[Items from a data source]
——————————

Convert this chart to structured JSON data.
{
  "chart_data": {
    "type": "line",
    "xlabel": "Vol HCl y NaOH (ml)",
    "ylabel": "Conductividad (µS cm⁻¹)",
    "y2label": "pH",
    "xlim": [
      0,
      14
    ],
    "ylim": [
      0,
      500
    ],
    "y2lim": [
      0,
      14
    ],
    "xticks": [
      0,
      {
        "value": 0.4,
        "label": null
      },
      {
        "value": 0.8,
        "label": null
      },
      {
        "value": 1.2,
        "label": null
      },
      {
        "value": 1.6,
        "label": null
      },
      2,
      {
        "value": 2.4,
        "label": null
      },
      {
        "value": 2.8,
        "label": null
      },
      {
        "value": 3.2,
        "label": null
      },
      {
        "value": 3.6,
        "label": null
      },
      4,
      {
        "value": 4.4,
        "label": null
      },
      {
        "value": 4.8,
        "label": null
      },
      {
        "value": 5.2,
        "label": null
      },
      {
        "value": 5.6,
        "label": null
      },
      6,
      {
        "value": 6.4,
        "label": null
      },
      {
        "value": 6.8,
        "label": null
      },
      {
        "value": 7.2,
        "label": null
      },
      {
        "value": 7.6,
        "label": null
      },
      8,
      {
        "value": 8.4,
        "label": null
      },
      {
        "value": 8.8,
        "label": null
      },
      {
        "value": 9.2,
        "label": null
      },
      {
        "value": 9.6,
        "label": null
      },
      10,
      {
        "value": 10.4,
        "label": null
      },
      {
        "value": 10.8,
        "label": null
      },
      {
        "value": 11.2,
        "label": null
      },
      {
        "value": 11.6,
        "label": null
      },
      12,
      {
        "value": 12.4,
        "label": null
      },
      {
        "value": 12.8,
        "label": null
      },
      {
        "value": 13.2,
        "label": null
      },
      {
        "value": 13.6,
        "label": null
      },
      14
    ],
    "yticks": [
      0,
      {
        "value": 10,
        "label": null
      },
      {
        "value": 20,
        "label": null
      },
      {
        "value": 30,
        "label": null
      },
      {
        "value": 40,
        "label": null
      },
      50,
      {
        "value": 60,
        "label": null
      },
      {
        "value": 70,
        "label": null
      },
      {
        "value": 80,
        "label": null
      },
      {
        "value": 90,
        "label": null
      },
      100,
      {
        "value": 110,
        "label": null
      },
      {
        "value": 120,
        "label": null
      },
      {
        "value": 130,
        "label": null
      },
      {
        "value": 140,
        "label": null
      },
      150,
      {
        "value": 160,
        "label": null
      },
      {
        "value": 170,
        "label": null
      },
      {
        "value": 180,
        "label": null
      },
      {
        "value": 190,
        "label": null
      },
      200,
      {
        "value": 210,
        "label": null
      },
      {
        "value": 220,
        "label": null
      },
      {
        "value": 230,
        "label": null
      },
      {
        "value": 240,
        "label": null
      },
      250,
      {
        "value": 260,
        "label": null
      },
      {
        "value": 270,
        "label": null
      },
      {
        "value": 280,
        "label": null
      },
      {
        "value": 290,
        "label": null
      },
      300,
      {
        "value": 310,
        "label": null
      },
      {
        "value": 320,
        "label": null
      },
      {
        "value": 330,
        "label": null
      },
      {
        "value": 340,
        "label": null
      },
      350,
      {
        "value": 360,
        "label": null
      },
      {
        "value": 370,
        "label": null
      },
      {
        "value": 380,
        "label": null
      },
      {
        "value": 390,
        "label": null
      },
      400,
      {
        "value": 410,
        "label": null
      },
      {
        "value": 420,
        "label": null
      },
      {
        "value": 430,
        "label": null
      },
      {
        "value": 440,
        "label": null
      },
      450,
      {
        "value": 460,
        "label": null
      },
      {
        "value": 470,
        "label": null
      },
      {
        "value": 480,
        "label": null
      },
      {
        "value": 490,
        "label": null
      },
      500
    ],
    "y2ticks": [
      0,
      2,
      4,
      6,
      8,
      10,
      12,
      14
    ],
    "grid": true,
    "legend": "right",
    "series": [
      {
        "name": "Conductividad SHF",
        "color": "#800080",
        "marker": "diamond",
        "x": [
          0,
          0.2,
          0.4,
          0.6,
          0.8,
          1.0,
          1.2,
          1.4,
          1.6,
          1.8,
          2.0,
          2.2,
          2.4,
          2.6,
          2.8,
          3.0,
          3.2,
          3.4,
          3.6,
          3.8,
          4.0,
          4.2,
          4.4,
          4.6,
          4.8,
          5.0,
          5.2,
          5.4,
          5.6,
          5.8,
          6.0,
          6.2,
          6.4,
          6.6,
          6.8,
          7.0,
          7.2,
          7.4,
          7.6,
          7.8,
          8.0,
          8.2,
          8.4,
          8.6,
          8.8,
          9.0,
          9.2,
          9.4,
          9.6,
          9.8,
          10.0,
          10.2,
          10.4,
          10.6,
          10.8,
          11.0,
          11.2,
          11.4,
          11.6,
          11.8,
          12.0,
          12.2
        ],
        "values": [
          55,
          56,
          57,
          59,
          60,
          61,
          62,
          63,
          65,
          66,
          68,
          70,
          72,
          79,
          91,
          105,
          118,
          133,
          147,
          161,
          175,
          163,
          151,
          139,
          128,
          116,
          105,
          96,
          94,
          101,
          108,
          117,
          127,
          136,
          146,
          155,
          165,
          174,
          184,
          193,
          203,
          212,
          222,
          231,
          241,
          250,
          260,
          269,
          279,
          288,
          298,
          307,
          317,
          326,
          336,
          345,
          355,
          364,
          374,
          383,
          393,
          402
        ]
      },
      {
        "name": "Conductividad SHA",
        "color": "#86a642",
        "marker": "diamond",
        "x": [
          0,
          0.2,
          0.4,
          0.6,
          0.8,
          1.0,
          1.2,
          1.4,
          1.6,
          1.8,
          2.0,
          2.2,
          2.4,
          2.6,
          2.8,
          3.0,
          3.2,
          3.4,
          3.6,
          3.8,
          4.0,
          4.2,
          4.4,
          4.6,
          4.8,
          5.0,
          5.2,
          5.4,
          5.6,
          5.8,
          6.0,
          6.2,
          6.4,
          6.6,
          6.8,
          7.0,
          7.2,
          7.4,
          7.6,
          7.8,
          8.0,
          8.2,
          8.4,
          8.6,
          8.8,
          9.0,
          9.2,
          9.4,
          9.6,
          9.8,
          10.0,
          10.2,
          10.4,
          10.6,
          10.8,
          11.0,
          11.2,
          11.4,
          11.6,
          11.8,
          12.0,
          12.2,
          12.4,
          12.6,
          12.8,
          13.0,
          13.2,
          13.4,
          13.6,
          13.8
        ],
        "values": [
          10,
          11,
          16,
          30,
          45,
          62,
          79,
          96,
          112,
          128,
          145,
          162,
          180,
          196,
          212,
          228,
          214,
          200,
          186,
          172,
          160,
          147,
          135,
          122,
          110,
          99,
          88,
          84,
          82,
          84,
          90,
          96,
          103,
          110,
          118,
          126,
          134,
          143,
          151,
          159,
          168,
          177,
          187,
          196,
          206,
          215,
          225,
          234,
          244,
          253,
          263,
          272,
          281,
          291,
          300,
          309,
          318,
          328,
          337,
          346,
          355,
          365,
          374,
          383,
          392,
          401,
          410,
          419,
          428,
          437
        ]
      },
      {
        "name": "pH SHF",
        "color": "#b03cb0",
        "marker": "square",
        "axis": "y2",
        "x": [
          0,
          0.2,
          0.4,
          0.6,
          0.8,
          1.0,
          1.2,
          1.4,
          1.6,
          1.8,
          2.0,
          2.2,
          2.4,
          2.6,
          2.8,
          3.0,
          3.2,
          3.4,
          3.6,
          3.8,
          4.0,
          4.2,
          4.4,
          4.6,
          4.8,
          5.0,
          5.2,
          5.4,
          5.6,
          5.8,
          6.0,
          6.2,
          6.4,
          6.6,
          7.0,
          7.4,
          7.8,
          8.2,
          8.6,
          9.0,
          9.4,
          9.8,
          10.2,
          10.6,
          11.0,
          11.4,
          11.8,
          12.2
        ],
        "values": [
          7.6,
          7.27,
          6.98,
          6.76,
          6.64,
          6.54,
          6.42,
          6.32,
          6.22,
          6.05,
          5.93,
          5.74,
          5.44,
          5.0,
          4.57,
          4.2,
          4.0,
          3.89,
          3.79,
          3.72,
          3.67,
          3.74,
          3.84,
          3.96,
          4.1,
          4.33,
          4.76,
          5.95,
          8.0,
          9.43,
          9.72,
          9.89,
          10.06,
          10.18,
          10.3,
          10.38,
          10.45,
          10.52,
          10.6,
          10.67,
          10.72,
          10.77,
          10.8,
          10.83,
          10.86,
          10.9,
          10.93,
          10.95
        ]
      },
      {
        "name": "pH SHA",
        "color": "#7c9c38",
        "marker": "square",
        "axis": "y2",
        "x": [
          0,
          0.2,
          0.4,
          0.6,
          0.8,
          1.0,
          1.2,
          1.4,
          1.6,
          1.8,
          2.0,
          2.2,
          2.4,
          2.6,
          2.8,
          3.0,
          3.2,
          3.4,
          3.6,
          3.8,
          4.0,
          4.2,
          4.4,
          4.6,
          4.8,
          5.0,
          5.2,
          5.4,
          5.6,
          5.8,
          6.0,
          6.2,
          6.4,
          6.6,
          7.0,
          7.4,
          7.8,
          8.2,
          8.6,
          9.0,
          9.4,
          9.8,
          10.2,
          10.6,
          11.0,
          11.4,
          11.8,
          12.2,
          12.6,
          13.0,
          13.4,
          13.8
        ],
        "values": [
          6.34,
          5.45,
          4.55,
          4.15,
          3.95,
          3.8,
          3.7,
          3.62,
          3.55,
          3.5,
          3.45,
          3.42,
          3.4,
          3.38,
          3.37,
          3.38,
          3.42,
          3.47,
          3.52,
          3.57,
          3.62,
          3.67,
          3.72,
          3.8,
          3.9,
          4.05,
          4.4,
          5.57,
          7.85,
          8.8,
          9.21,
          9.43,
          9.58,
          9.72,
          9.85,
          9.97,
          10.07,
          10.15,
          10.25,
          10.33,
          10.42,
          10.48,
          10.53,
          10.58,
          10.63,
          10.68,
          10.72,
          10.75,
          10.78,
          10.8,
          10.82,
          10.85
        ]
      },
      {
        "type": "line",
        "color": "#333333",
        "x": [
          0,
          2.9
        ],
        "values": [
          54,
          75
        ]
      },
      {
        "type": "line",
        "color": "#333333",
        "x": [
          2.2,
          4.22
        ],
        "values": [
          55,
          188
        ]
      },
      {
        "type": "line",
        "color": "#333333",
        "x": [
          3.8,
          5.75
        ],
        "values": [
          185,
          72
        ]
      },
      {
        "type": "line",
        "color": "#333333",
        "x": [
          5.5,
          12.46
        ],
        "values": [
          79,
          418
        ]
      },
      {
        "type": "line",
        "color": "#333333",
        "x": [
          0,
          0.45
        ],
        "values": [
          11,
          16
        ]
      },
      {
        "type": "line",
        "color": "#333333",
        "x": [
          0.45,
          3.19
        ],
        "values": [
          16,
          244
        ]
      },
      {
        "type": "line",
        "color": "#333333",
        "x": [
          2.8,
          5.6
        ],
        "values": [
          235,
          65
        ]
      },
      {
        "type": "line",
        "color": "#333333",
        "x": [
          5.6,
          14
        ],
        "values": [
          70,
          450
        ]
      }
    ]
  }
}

——————————

Report the number of lines in the listing above that include the word "name", and nothing else.

4